Stored entries:
* * *

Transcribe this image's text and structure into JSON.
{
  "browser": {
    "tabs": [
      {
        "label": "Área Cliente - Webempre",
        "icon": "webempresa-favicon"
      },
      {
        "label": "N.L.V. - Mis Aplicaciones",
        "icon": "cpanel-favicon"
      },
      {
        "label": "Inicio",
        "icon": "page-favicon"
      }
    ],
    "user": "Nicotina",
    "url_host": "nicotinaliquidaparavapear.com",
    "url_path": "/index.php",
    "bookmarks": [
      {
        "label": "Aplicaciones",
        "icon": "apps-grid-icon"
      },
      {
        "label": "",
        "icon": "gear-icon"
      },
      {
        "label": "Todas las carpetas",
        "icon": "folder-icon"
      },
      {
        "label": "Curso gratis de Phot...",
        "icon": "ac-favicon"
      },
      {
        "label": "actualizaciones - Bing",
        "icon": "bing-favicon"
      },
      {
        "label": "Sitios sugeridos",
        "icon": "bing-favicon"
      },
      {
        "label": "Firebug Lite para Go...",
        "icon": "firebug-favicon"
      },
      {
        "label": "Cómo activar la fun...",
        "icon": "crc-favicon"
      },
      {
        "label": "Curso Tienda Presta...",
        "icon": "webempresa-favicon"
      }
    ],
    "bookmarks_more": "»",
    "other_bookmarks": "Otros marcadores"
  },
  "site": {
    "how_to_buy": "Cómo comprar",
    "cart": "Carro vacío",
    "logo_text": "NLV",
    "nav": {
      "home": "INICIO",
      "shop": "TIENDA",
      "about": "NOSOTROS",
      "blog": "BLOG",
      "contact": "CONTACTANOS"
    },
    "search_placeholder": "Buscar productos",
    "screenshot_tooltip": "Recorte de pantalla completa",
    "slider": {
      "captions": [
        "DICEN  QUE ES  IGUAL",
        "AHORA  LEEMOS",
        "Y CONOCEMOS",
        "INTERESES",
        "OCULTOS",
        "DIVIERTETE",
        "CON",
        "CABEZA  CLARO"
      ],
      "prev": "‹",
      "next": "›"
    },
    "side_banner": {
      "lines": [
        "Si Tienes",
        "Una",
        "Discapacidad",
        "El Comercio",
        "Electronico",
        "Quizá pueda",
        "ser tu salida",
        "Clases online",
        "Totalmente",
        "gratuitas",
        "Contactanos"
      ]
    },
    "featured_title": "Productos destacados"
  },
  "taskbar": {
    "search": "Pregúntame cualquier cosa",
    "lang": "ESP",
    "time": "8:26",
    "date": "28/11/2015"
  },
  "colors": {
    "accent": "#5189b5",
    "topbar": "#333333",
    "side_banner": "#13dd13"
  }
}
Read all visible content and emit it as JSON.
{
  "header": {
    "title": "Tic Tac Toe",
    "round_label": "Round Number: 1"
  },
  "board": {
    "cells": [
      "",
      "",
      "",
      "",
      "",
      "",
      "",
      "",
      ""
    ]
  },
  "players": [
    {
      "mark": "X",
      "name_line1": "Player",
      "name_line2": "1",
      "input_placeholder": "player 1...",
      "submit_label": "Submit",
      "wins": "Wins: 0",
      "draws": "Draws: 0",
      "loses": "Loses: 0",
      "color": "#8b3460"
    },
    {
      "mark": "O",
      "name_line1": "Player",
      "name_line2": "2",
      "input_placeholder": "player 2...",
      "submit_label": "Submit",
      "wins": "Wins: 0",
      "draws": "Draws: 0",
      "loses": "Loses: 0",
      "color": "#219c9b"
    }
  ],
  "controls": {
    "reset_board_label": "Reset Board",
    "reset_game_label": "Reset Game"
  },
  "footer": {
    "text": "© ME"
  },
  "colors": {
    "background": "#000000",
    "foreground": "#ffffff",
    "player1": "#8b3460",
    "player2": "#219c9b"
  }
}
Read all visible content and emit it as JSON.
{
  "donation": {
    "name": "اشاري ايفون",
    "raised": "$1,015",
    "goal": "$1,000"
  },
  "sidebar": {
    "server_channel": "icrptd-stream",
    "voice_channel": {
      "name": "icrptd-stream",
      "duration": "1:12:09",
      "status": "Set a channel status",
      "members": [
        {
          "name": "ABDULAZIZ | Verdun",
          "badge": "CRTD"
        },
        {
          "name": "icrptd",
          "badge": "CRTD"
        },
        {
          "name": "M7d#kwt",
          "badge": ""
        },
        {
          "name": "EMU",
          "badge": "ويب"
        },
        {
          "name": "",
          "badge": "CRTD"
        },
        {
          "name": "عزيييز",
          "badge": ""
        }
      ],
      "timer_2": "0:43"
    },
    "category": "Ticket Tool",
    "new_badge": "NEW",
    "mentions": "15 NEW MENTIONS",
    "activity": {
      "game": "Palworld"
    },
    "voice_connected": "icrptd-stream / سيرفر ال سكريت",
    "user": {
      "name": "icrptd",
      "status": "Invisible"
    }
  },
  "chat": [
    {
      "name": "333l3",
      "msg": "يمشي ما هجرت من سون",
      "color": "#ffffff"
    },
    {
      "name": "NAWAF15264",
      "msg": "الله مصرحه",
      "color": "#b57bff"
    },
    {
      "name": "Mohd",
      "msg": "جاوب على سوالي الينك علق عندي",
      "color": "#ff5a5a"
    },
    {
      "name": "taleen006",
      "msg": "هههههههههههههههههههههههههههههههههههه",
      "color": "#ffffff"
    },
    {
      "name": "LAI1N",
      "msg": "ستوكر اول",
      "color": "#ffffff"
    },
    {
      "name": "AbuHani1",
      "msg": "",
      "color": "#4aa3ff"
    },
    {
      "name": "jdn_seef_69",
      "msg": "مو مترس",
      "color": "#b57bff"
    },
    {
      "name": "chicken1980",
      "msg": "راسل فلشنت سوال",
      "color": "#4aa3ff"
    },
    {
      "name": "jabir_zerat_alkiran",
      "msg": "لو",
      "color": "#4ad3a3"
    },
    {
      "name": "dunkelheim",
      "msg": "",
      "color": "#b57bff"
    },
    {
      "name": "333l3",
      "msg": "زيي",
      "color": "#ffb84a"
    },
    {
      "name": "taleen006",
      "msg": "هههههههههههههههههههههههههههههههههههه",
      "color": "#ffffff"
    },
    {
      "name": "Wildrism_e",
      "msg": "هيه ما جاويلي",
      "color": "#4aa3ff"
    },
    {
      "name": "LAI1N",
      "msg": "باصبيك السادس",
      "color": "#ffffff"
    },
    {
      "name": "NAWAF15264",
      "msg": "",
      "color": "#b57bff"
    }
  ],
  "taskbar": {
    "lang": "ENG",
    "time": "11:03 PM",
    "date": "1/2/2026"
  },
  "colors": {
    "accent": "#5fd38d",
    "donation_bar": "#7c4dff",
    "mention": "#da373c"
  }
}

* * *

Take the entries above and transcribe them exactly.

The result:
Transcribe this image's text and structure into JSON.
{
  "browser": {
    "tabs": [
      {
        "label": "Área Cliente - Webempre",
        "icon": "webempresa-favicon"
      },
      {
        "label": "N.L.V. - Mis Aplicaciones",
        "icon": "cpanel-favicon"
      },
      {
        "label": "Inicio",
        "icon": "page-favicon"
      }
    ],
    "user": "Nicotina",
    "url_host": "nicotinaliquidaparavapear.com",
    "url_path": "/index.php",
    "bookmarks": [
      {
        "label": "Aplicaciones",
        "icon": "apps-grid-icon"
      },
      {
        "label": "",
        "icon": "gear-icon"
      },
      {
        "label": "Todas las carpetas",
        "icon": "folder-icon"
      },
      {
        "label": "Curso gratis de Phot...",
        "icon": "ac-favicon"
      },
      {
        "label": "actualizaciones - Bing",
        "icon": "bing-favicon"
      },
      {
        "label": "Sitios sugeridos",
        "icon": "bing-favicon"
      },
      {
        "label": "Firebug Lite para Go...",
        "icon": "firebug-favicon"
      },
      {
        "label": "Cómo activar la fun...",
        "icon": "crc-favicon"
      },
      {
        "label": "Curso Tienda Presta...",
        "icon": "webempresa-favicon"
      }
    ],
    "bookmarks_more": "»",
    "other_bookmarks": "Otros marcadores"
  },
  "site": {
    "how_to_buy": "Cómo comprar",
    "cart": "Carro vacío",
    "logo_text": "NLV",
    "nav": {
      "home": "INICIO",
      "shop": "TIENDA",
      "about": "NOSOTROS",
      "blog": "BLOG",
      "contact": "CONTACTANOS"
    },
    "search_placeholder": "Buscar productos",
    "screenshot_tooltip": "Recorte de pantalla completa",
    "slider": {
      "captions": [
        "DICEN  QUE ES  IGUAL",
        "AHORA  LEEMOS",
        "Y CONOCEMOS",
        "INTERESES",
        "OCULTOS",
        "DIVIERTETE",
        "CON",
        "CABEZA  CLARO"
      ],
      "prev": "‹",
      "next": "›"
    },
    "side_banner": {
      "lines": [
        "Si Tienes",
        "Una",
        "Discapacidad",
        "El Comercio",
        "Electronico",
        "Quizá pueda",
        "ser tu salida",
        "Clases online",
        "Totalmente",
        "gratuitas",
        "Contactanos"
      ]
    },
    "featured_title": "Productos destacados"
  },
  "taskbar": {
    "search": "Pregúntame cualquier cosa",
    "lang": "ESP",
    "time": "8:26",
    "date": "28/11/2015"
  },
  "colors": {
    "accent": "#5189b5",
    "topbar": "#333333",
    "side_banner": "#13dd13"
  }
}
Read all visible content and emit it as JSON.
{
  "header": {
    "title": "Tic Tac Toe",
    "round_label": "Round Number: 1"
  },
  "board": {
    "cells": [
      "",
      "",
      "",
      "",
      "",
      "",
      "",
      "",
      ""
    ]
  },
  "players": [
    {
      "mark": "X",
      "name_line1": "Player",
      "name_line2": "1",
      "input_placeholder": "player 1...",
      "submit_label": "Submit",
      "wins": "Wins: 0",
      "draws": "Draws: 0",
      "loses": "Loses: 0",
      "color": "#8b3460"
    },
    {
      "mark": "O",
      "name_line1": "Player",
      "name_line2": "2",
      "input_placeholder": "player 2...",
      "submit_label": "Submit",
      "wins": "Wins: 0",
      "draws": "Draws: 0",
      "loses": "Loses: 0",
      "color": "#219c9b"
    }
  ],
  "controls": {
    "reset_board_label": "Reset Board",
    "reset_game_label": "Reset Game"
  },
  "footer": {
    "text": "© ME"
  },
  "colors": {
    "background": "#000000",
    "foreground": "#ffffff",
    "player1": "#8b3460",
    "player2": "#219c9b"
  }
}
Read all visible content and emit it as JSON.
{
  "donation": {
    "name": "اشاري ايفون",
    "raised": "$1,015",
    "goal": "$1,000"
  },
  "sidebar": {
    "server_channel": "icrptd-stream",
    "voice_channel": {
      "name": "icrptd-stream",
      "duration": "1:12:09",
      "status": "Set a channel status",
      "members": [
        {
          "name": "ABDULAZIZ | Verdun",
          "badge": "CRTD"
        },
        {
          "name": "icrptd",
          "badge": "CRTD"
        },
        {
          "name": "M7d#kwt",
          "badge": ""
        },
        {
          "name": "EMU",
          "badge": "ويب"
        },
        {
          "name": "",
          "badge": "CRTD"
        },
        {
          "name": "عزيييز",
          "badge": ""
        }
      ],
      "timer_2": "0:43"
    },
    "category": "Ticket Tool",
    "new_badge": "NEW",
    "mentions": "15 NEW MENTIONS",
    "activity": {
      "game": "Palworld"
    },
    "voice_connected": "icrptd-stream / سيرفر ال سكريت",
    "user": {
      "name": "icrptd",
      "status": "Invisible"
    }
  },
  "chat": [
    {
      "name": "333l3",
      "msg": "يمشي ما هجرت من سون",
      "color": "#ffffff"
    },
    {
      "name": "NAWAF15264",
      "msg": "الله مصرحه",
      "color": "#b57bff"
    },
    {
      "name": "Mohd",
      "msg": "جاوب على سوالي الينك علق عندي",
      "color": "#ff5a5a"
    },
    {
      "name": "taleen006",
      "msg": "هههههههههههههههههههههههههههههههههههه",
      "color": "#ffffff"
    },
    {
      "name": "LAI1N",
      "msg": "ستوكر اول",
      "color": "#ffffff"
    },
    {
      "name": "AbuHani1",
      "msg": "",
      "color": "#4aa3ff"
    },
    {
      "name": "jdn_seef_69",
      "msg": "مو مترس",
      "color": "#b57bff"
    },
    {
      "name": "chicken1980",
      "msg": "راسل فلشنت سوال",
      "color": "#4aa3ff"
    },
    {
      "name": "jabir_zerat_alkiran",
      "msg": "لو",
      "color": "#4ad3a3"
    },
    {
      "name": "dunkelheim",
      "msg": "",
      "color": "#b57bff"
    },
    {
      "name": "333l3",
      "msg": "زيي",
      "color": "#ffb84a"
    },
    {
      "name": "taleen006",
      "msg": "هههههههههههههههههههههههههههههههههههه",
      "color": "#ffffff"
    },
    {
      "name": "Wildrism_e",
      "msg": "هيه ما جاويلي",
      "color": "#4aa3ff"
    },
    {
      "name": "LAI1N",
      "msg": "باصبيك السادس",
      "color": "#ffffff"
    },
    {
      "name": "NAWAF15264",
      "msg": "",
      "color": "#b57bff"
    }
  ],
  "taskbar": {
    "lang": "ENG",
    "time": "11:03 PM",
    "date": "1/2/2026"
  },
  "colors": {
    "accent": "#5fd38d",
    "donation_bar": "#7c4dff",
    "mention": "#da373c"
  }
}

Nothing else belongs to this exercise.